Stored dataset items
[BEGIN]

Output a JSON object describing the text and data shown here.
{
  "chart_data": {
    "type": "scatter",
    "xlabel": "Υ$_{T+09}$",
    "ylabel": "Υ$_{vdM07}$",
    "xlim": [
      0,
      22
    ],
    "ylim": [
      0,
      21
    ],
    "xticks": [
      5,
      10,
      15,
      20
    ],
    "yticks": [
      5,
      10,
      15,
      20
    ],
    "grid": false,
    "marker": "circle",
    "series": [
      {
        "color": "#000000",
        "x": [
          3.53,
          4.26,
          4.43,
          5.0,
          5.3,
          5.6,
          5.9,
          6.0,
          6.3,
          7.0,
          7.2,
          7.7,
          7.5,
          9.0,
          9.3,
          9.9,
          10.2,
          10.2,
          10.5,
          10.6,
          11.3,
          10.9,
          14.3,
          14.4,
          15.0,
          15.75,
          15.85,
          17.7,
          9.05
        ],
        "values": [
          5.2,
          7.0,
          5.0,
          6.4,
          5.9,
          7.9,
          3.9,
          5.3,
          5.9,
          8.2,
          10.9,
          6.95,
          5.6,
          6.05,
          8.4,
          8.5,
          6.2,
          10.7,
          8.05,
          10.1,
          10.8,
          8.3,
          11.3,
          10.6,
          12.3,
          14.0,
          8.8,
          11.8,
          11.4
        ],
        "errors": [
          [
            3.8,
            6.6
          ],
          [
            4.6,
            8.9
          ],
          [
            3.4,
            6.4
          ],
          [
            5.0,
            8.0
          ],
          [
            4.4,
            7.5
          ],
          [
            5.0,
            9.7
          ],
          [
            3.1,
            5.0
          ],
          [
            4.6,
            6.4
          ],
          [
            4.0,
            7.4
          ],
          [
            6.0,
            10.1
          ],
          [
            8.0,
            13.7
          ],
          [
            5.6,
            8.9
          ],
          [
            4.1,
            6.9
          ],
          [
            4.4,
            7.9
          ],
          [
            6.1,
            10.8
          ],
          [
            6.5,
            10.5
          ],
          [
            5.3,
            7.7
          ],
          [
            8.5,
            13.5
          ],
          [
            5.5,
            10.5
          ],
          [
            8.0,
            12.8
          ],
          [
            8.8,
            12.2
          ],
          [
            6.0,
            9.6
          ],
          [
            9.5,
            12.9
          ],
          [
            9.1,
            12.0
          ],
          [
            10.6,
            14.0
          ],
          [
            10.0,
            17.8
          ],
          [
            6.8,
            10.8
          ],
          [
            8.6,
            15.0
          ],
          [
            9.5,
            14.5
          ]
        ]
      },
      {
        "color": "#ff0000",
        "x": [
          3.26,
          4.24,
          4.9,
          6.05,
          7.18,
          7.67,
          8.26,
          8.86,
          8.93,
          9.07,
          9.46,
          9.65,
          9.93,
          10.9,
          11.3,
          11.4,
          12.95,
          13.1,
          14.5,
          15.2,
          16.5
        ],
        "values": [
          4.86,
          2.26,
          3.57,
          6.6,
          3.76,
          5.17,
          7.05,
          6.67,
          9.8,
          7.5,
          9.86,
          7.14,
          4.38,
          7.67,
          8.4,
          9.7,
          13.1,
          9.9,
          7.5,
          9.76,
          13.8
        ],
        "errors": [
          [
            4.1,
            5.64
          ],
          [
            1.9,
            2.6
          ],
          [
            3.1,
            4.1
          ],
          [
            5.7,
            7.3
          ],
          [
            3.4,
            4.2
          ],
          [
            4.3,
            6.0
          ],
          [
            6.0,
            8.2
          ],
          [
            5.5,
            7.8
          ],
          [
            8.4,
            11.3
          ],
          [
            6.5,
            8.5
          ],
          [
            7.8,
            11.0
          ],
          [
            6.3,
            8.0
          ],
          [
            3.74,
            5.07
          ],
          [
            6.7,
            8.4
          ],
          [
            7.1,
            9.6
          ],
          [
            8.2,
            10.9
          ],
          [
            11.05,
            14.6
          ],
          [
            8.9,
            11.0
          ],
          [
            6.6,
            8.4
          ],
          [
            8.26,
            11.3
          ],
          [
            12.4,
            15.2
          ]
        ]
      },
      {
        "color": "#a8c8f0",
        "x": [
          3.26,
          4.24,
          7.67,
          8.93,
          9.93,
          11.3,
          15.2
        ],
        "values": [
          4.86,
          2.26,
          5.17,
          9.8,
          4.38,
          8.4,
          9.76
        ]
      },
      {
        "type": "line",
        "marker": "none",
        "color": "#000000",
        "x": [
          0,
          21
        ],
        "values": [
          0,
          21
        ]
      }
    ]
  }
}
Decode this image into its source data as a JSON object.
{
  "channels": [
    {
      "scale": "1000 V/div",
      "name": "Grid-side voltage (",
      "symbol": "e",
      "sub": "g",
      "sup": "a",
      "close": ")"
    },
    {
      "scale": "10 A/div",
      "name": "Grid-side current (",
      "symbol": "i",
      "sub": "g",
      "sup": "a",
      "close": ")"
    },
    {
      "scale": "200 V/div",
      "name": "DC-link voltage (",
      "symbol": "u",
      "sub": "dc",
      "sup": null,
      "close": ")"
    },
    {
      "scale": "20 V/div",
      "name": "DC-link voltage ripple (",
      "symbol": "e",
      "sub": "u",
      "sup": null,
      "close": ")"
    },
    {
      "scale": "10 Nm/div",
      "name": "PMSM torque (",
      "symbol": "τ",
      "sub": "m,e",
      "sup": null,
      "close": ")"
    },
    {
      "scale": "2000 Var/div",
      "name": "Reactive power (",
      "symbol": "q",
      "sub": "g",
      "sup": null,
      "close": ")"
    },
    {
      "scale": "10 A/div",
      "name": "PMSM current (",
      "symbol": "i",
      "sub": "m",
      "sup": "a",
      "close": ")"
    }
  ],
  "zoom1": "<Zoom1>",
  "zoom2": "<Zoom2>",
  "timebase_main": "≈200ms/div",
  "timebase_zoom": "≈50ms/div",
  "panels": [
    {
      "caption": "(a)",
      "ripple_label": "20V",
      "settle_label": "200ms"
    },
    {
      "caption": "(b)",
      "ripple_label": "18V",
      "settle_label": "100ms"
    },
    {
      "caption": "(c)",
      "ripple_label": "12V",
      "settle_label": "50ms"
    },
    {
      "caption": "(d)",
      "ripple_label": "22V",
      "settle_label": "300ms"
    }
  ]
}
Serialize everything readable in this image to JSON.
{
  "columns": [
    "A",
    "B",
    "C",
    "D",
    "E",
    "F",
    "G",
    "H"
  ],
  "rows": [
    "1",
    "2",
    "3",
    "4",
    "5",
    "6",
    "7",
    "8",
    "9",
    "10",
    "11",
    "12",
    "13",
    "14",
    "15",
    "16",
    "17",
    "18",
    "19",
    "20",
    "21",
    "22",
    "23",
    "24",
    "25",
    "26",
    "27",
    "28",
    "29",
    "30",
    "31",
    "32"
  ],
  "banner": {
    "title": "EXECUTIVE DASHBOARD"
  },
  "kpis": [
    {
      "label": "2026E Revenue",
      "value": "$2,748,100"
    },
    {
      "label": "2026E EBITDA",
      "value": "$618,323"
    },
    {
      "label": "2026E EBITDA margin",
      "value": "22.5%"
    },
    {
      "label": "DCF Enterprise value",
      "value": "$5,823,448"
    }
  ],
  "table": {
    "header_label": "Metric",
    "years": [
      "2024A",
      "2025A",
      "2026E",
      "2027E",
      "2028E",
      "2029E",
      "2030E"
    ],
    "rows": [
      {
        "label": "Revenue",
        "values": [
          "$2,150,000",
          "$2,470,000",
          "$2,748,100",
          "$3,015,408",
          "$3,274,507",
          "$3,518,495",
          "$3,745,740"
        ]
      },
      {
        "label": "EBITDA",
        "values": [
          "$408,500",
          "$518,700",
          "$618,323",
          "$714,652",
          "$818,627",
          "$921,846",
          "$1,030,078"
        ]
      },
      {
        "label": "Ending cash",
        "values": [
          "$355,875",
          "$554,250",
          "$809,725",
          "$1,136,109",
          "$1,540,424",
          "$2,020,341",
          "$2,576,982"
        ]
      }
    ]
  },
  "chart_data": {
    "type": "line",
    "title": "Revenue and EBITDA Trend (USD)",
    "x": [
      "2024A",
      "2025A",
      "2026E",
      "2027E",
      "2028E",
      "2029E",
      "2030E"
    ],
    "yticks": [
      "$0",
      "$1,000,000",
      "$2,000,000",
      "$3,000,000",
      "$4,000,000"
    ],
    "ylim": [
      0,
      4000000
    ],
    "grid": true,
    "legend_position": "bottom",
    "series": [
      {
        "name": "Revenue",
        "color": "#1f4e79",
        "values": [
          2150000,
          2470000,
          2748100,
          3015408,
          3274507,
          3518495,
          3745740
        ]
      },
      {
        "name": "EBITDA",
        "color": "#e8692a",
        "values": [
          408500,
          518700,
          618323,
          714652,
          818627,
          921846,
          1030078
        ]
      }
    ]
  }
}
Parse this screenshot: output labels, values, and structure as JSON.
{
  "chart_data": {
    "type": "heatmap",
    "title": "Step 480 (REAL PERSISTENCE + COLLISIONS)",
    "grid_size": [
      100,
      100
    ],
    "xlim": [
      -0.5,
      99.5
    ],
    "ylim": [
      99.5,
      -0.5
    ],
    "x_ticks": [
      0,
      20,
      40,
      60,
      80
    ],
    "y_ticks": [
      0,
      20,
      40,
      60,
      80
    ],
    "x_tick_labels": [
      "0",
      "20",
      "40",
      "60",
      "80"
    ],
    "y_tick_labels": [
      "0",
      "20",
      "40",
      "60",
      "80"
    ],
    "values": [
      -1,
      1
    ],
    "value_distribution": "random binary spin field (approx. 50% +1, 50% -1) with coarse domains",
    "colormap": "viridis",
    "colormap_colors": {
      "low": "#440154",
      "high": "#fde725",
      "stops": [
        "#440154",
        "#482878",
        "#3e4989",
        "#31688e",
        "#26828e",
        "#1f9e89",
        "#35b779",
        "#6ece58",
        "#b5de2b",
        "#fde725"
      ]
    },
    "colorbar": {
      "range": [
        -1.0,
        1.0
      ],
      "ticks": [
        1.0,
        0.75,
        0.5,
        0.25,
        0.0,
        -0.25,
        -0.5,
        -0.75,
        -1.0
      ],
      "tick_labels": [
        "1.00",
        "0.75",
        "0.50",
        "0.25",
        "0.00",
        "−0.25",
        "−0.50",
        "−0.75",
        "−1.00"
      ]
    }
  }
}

[END]

Where a line contains "Revenue", copy that line.

      "label": "2026E Revenue",
        "label": "Revenue",
    "title": "Revenue and EBITDA Trend (USD)",
        "name": "Revenue",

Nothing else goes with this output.